[start]

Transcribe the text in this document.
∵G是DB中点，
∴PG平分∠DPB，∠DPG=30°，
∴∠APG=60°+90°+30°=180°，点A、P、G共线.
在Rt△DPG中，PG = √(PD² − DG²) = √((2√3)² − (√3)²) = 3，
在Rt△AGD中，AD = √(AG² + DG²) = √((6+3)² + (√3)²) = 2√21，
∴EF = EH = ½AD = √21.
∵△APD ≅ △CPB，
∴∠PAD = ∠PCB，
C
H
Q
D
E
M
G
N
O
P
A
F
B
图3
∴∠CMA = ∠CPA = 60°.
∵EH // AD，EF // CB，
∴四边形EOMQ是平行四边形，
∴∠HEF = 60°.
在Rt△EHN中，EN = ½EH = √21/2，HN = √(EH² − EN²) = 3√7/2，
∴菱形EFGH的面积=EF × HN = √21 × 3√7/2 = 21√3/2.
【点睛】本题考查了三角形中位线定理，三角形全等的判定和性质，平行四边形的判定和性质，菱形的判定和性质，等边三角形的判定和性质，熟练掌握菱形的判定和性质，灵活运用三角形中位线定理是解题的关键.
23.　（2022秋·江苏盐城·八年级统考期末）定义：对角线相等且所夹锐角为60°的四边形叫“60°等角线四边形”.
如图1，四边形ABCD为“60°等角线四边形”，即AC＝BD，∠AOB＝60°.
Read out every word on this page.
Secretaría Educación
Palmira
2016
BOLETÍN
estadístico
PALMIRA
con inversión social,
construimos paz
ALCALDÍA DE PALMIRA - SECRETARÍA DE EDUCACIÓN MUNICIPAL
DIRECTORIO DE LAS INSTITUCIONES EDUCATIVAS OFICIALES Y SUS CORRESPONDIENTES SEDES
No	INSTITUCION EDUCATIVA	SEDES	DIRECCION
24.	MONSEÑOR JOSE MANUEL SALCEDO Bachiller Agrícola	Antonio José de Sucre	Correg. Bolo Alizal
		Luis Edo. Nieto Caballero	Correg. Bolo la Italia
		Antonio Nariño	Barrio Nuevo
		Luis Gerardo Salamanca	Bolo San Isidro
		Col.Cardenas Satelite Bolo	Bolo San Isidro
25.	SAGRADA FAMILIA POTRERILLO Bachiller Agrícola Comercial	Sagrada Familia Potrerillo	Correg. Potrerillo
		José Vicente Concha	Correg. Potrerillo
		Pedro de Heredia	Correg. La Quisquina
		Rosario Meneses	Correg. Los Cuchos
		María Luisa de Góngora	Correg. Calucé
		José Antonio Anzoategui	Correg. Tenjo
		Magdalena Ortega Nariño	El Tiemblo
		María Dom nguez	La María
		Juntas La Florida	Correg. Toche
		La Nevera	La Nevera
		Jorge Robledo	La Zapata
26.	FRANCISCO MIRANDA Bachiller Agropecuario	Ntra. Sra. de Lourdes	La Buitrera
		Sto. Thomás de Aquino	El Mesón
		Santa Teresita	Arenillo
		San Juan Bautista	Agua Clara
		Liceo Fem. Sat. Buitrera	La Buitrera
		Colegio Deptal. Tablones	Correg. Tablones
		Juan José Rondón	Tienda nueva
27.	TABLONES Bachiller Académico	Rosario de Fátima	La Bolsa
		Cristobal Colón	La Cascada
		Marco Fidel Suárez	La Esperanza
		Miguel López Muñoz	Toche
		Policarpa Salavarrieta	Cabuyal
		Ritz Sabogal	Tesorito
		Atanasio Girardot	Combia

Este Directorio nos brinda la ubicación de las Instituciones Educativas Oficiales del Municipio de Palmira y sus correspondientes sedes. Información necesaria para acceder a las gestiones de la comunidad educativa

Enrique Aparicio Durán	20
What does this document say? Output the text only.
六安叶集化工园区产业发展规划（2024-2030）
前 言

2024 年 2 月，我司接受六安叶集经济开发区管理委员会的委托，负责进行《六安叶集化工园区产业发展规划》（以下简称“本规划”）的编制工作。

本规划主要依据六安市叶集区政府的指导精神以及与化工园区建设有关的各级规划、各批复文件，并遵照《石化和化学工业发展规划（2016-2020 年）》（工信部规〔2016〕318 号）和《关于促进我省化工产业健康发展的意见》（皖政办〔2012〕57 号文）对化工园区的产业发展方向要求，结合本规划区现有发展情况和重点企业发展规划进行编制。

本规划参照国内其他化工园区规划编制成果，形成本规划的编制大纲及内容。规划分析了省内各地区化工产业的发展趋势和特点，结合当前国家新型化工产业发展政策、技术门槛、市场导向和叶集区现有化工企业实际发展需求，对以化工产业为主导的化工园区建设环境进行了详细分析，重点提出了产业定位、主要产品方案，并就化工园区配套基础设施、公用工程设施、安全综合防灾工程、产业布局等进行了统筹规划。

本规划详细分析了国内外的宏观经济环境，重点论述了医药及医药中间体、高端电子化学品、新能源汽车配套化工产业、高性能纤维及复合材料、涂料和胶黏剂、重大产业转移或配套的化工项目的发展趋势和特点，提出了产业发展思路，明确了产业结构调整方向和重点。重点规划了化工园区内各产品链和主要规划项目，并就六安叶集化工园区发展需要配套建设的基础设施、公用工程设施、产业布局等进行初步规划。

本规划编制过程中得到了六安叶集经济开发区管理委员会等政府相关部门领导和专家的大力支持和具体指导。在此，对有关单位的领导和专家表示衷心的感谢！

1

[end]

* Work to complete *
All of the entries above must be quoted exactly.

* Worked solution *
Transcribe the text in this document.
∵G是DB中点，
∴PG平分∠DPB，∠DPG=30°，
∴∠APG=60°+90°+30°=180°，点A、P、G共线.
在Rt△DPG中，PG = √(PD² − DG²) = √((2√3)² − (√3)²) = 3，
在Rt△AGD中，AD = √(AG² + DG²) = √((6+3)² + (√3)²) = 2√21，
∴EF = EH = ½AD = √21.
∵△APD ≅ △CPB，
∴∠PAD = ∠PCB，
C
H
Q
D
E
M
G
N
O
P
A
F
B
图3
∴∠CMA = ∠CPA = 60°.
∵EH // AD，EF // CB，
∴四边形EOMQ是平行四边形，
∴∠HEF = 60°.
在Rt△EHN中，EN = ½EH = √21/2，HN = √(EH² − EN²) = 3√7/2，
∴菱形EFGH的面积=EF × HN = √21 × 3√7/2 = 21√3/2.
【点睛】本题考查了三角形中位线定理，三角形全等的判定和性质，平行四边形的判定和性质，菱形的判定和性质，等边三角形的判定和性质，熟练掌握菱形的判定和性质，灵活运用三角形中位线定理是解题的关键.
23.　（2022秋·江苏盐城·八年级统考期末）定义：对角线相等且所夹锐角为60°的四边形叫“60°等角线四边形”.
如图1，四边形ABCD为“60°等角线四边形”，即AC＝BD，∠AOB＝60°.
Read out every word on this page.
Secretaría Educación
Palmira
2016
BOLETÍN
estadístico
PALMIRA
con inversión social,
construimos paz
ALCALDÍA DE PALMIRA - SECRETARÍA DE EDUCACIÓN MUNICIPAL
DIRECTORIO DE LAS INSTITUCIONES EDUCATIVAS OFICIALES Y SUS CORRESPONDIENTES SEDES
No	INSTITUCION EDUCATIVA	SEDES	DIRECCION
24.	MONSEÑOR JOSE MANUEL SALCEDO Bachiller Agrícola	Antonio José de Sucre	Correg. Bolo Alizal
		Luis Edo. Nieto Caballero	Correg. Bolo la Italia
		Antonio Nariño	Barrio Nuevo
		Luis Gerardo Salamanca	Bolo San Isidro
		Col.Cardenas Satelite Bolo	Bolo San Isidro
25.	SAGRADA FAMILIA POTRERILLO Bachiller Agrícola Comercial	Sagrada Familia Potrerillo	Correg. Potrerillo
		José Vicente Concha	Correg. Potrerillo
		Pedro de Heredia	Correg. La Quisquina
		Rosario Meneses	Correg. Los Cuchos
		María Luisa de Góngora	Correg. Calucé
		José Antonio Anzoategui	Correg. Tenjo
		Magdalena Ortega Nariño	El Tiemblo
		María Dom nguez	La María
		Juntas La Florida	Correg. Toche
		La Nevera	La Nevera
		Jorge Robledo	La Zapata
26.	FRANCISCO MIRANDA Bachiller Agropecuario	Ntra. Sra. de Lourdes	La Buitrera
		Sto. Thomás de Aquino	El Mesón
		Santa Teresita	Arenillo
		San Juan Bautista	Agua Clara
		Liceo Fem. Sat. Buitrera	La Buitrera
		Colegio Deptal. Tablones	Correg. Tablones
		Juan José Rondón	Tienda nueva
27.	TABLONES Bachiller Académico	Rosario de Fátima	La Bolsa
		Cristobal Colón	La Cascada
		Marco Fidel Suárez	La Esperanza
		Miguel López Muñoz	Toche
		Policarpa Salavarrieta	Cabuyal
		Ritz Sabogal	Tesorito
		Atanasio Girardot	Combia

Este Directorio nos brinda la ubicación de las Instituciones Educativas Oficiales del Municipio de Palmira y sus correspondientes sedes. Información necesaria para acceder a las gestiones de la comunidad educativa

Enrique Aparicio Durán	20
What does this document say? Output the text only.
六安叶集化工园区产业发展规划（2024-2030）
前 言

2024 年 2 月，我司接受六安叶集经济开发区管理委员会的委托，负责进行《六安叶集化工园区产业发展规划》（以下简称“本规划”）的编制工作。

本规划主要依据六安市叶集区政府的指导精神以及与化工园区建设有关的各级规划、各批复文件，并遵照《石化和化学工业发展规划（2016-2020 年）》（工信部规〔2016〕318 号）和《关于促进我省化工产业健康发展的意见》（皖政办〔2012〕57 号文）对化工园区的产业发展方向要求，结合本规划区现有发展情况和重点企业发展规划进行编制。

本规划参照国内其他化工园区规划编制成果，形成本规划的编制大纲及内容。规划分析了省内各地区化工产业的发展趋势和特点，结合当前国家新型化工产业发展政策、技术门槛、市场导向和叶集区现有化工企业实际发展需求，对以化工产业为主导的化工园区建设环境进行了详细分析，重点提出了产业定位、主要产品方案，并就化工园区配套基础设施、公用工程设施、安全综合防灾工程、产业布局等进行了统筹规划。

本规划详细分析了国内外的宏观经济环境，重点论述了医药及医药中间体、高端电子化学品、新能源汽车配套化工产业、高性能纤维及复合材料、涂料和胶黏剂、重大产业转移或配套的化工项目的发展趋势和特点，提出了产业发展思路，明确了产业结构调整方向和重点。重点规划了化工园区内各产品链和主要规划项目，并就六安叶集化工园区发展需要配套建设的基础设施、公用工程设施、产业布局等进行初步规划。

本规划编制过程中得到了六安叶集经济开发区管理委员会等政府相关部门领导和专家的大力支持和具体指导。在此，对有关单位的领导和专家表示衷心的感谢！

1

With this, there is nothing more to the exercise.